Repeat the records exactly. Every line must match.

[Data records]
-- -- --

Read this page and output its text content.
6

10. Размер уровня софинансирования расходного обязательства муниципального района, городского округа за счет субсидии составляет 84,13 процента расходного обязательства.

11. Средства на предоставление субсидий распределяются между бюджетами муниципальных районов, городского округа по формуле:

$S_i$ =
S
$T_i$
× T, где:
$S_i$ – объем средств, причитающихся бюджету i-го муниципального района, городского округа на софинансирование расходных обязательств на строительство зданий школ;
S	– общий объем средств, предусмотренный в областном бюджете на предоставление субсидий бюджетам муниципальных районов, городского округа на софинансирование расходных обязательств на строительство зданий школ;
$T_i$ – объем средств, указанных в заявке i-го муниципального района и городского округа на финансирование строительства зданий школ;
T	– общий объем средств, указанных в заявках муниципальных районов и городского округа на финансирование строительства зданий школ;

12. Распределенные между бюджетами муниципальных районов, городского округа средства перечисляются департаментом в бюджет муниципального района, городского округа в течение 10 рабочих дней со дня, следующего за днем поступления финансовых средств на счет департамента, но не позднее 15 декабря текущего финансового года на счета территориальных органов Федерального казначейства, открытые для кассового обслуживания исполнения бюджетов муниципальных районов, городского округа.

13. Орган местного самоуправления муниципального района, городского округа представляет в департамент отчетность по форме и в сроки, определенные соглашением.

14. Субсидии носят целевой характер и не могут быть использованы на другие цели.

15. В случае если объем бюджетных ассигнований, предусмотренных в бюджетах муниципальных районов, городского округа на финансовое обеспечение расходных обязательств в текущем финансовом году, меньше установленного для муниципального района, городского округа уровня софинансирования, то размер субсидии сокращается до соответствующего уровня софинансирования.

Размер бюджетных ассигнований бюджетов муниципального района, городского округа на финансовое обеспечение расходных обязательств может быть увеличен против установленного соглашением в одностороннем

-- -- --

- [SOLUTION FOR THIS EXERCISE]:
Read this page and output its text content.
6

10. Размер уровня софинансирования расходного обязательства муниципального района, городского округа за счет субсидии составляет 84,13 процента расходного обязательства.

11. Средства на предоставление субсидий распределяются между бюджетами муниципальных районов, городского округа по формуле:

$S_i$ =
S
$T_i$
× T, где:
$S_i$ – объем средств, причитающихся бюджету i-го муниципального района, городского округа на софинансирование расходных обязательств на строительство зданий школ;
S	– общий объем средств, предусмотренный в областном бюджете на предоставление субсидий бюджетам муниципальных районов, городского округа на софинансирование расходных обязательств на строительство зданий школ;
$T_i$ – объем средств, указанных в заявке i-го муниципального района и городского округа на финансирование строительства зданий школ;
T	– общий объем средств, указанных в заявках муниципальных районов и городского округа на финансирование строительства зданий школ;

12. Распределенные между бюджетами муниципальных районов, городского округа средства перечисляются департаментом в бюджет муниципального района, городского округа в течение 10 рабочих дней со дня, следующего за днем поступления финансовых средств на счет департамента, но не позднее 15 декабря текущего финансового года на счета территориальных органов Федерального казначейства, открытые для кассового обслуживания исполнения бюджетов муниципальных районов, городского округа.

13. Орган местного самоуправления муниципального района, городского округа представляет в департамент отчетность по форме и в сроки, определенные соглашением.

14. Субсидии носят целевой характер и не могут быть использованы на другие цели.

15. В случае если объем бюджетных ассигнований, предусмотренных в бюджетах муниципальных районов, городского округа на финансовое обеспечение расходных обязательств в текущем финансовом году, меньше установленного для муниципального района, городского округа уровня софинансирования, то размер субсидии сокращается до соответствующего уровня софинансирования.

Размер бюджетных ассигнований бюджетов муниципального района, городского округа на финансовое обеспечение расходных обязательств может быть увеличен против установленного соглашением в одностороннем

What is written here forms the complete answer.